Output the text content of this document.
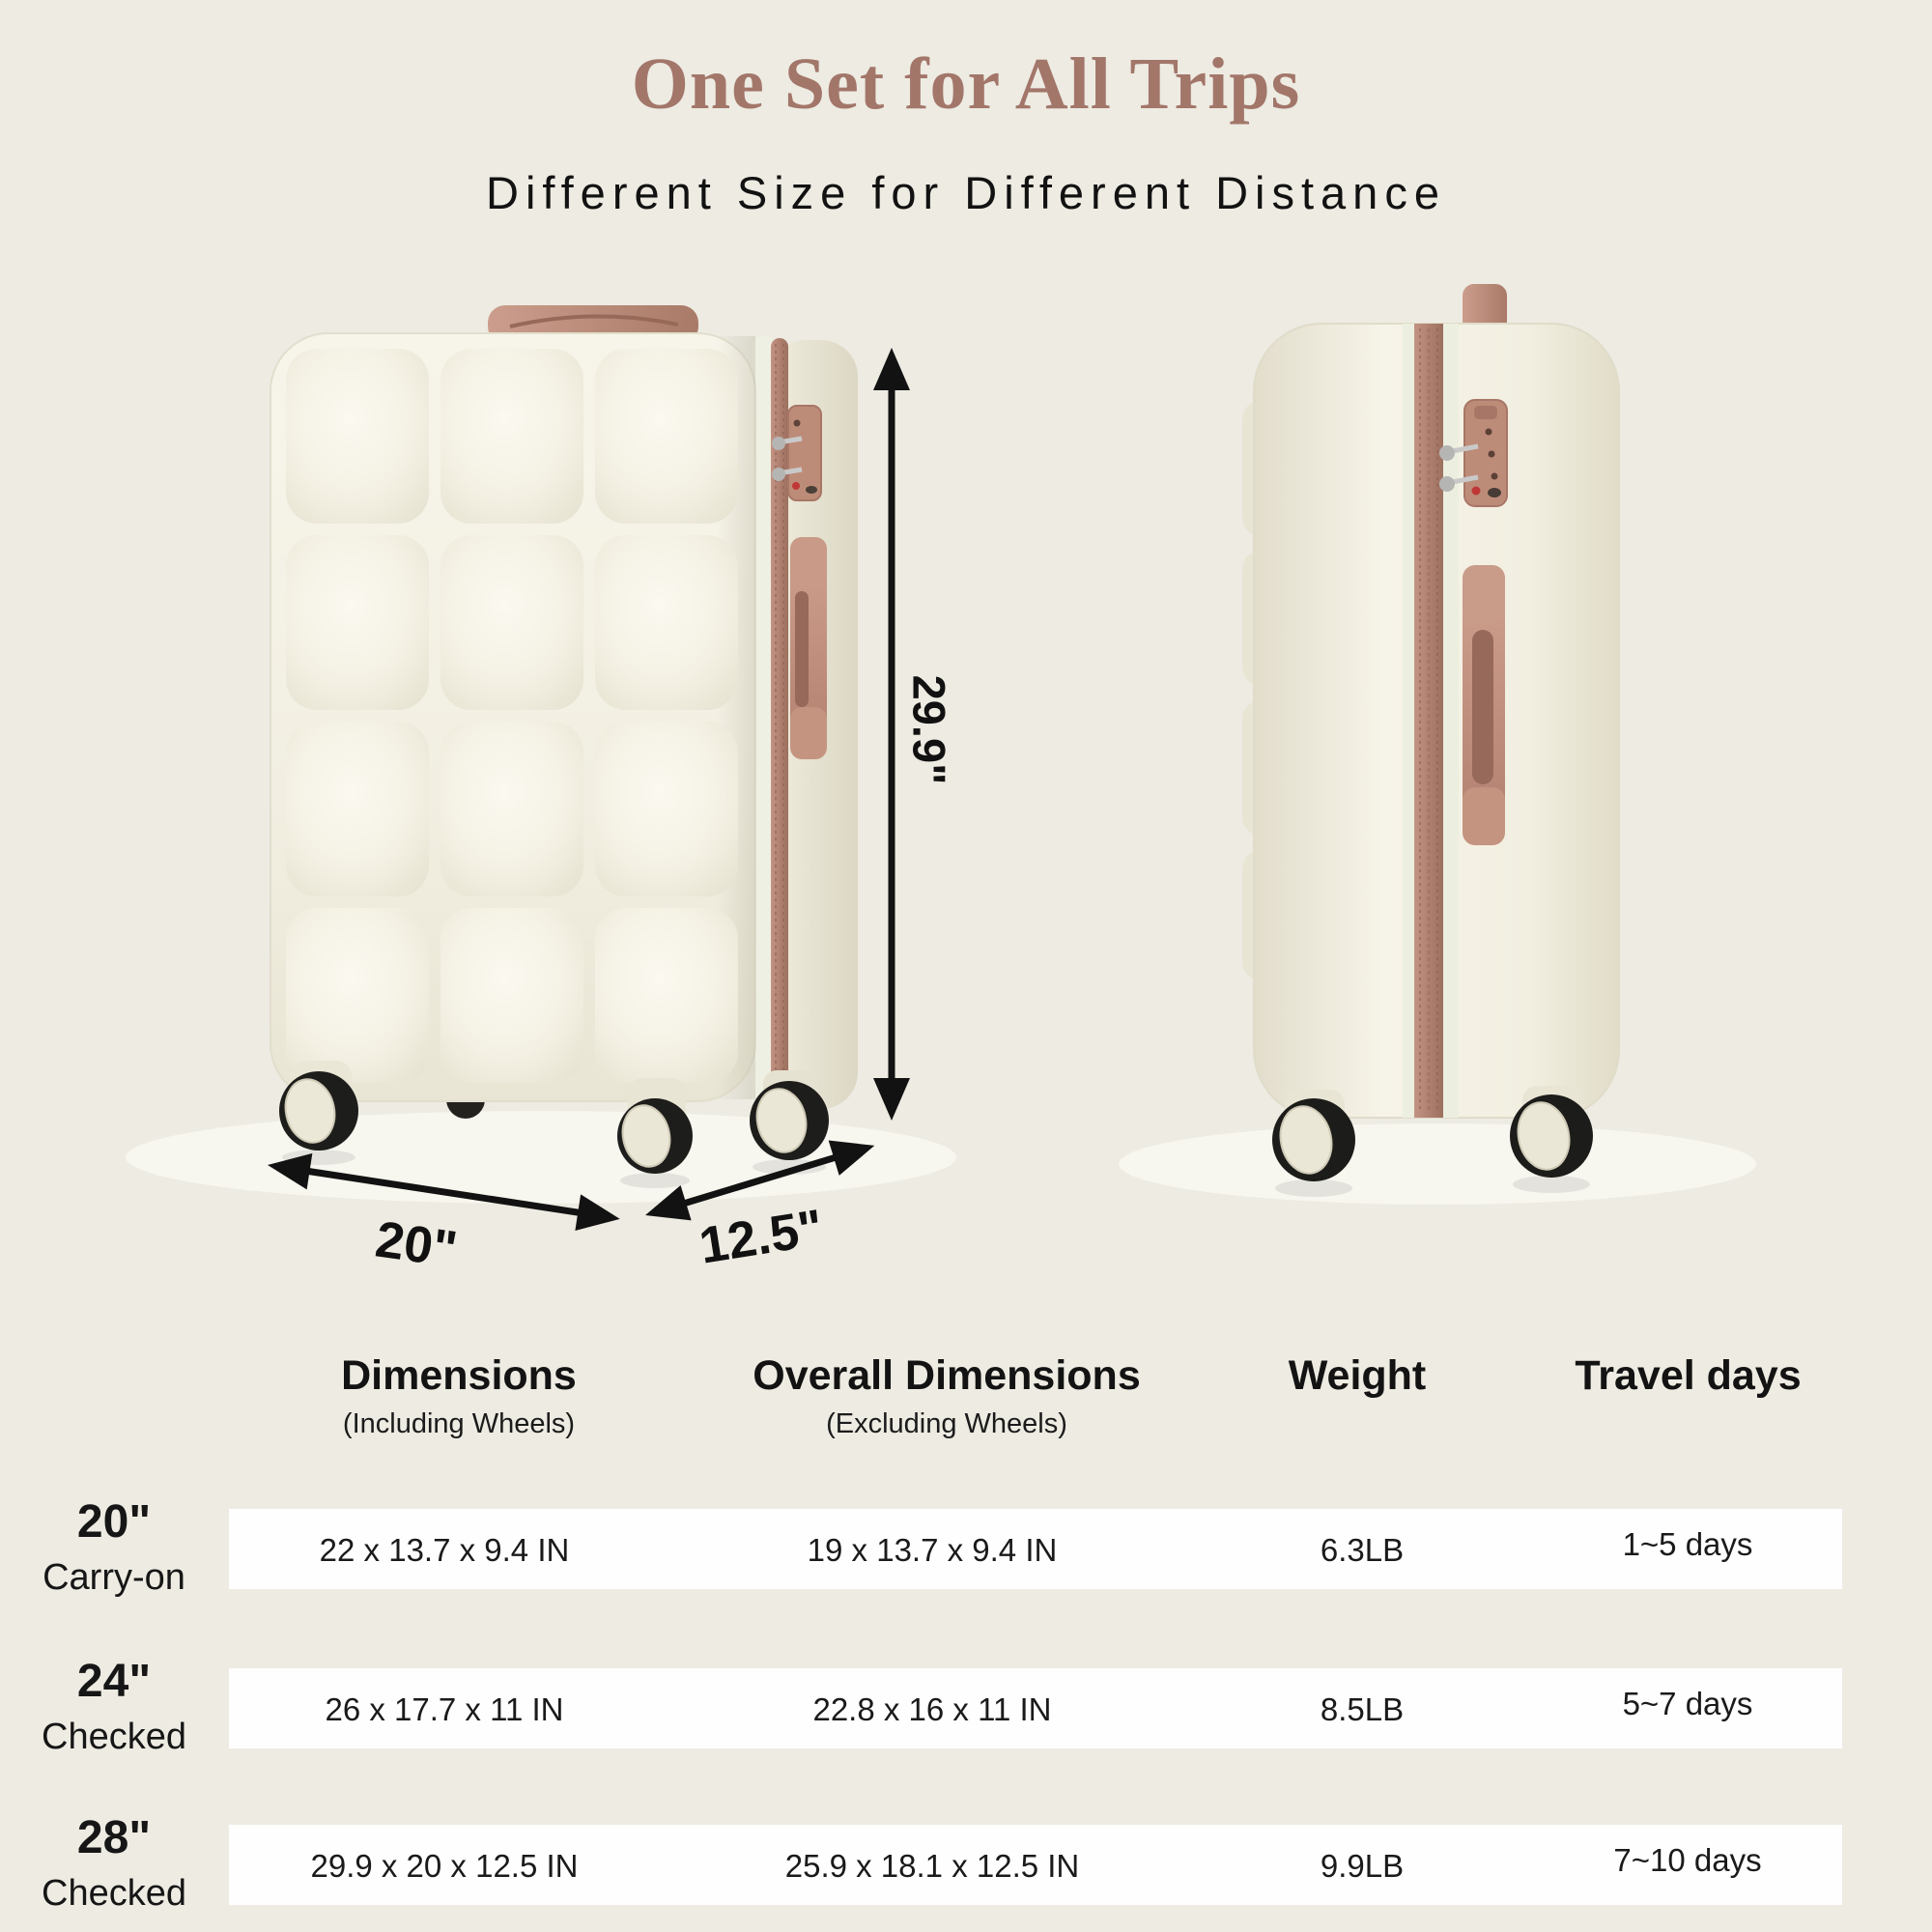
One Set for All Trips
Different Size for Different Distance
29.9"
20"	12.5"
Dimensions
(Including Wheels)
Overall Dimensions
(Excluding Wheels)
Weight	Travel days
20"
Carry-on
22 x 13.7 x 9.4 IN	19 x 13.7 x 9.4 IN	6.3LB	1~5 days
24"
Checked
26 x 17.7 x 11 IN	22.8 x 16 x 11 IN	8.5LB	5~7 days
28"
Checked
29.9 x 20 x 12.5 IN	25.9 x 18.1 x 12.5 IN	9.9LB	7~10 days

........

### Given problem
Reproduce the data verbatim. Do not carry any picture into the copy.

### Result for this exercise
Output the text content of this document.
One Set for All Trips
Different Size for Different Distance
29.9"
20"	12.5"
Dimensions
(Including Wheels)
Overall Dimensions
(Excluding Wheels)
Weight	Travel days
20"
Carry-on
22 x 13.7 x 9.4 IN	19 x 13.7 x 9.4 IN	6.3LB	1~5 days
24"
Checked
26 x 17.7 x 11 IN	22.8 x 16 x 11 IN	8.5LB	5~7 days
28"
Checked
29.9 x 20 x 12.5 IN	25.9 x 18.1 x 12.5 IN	9.9LB	7~10 days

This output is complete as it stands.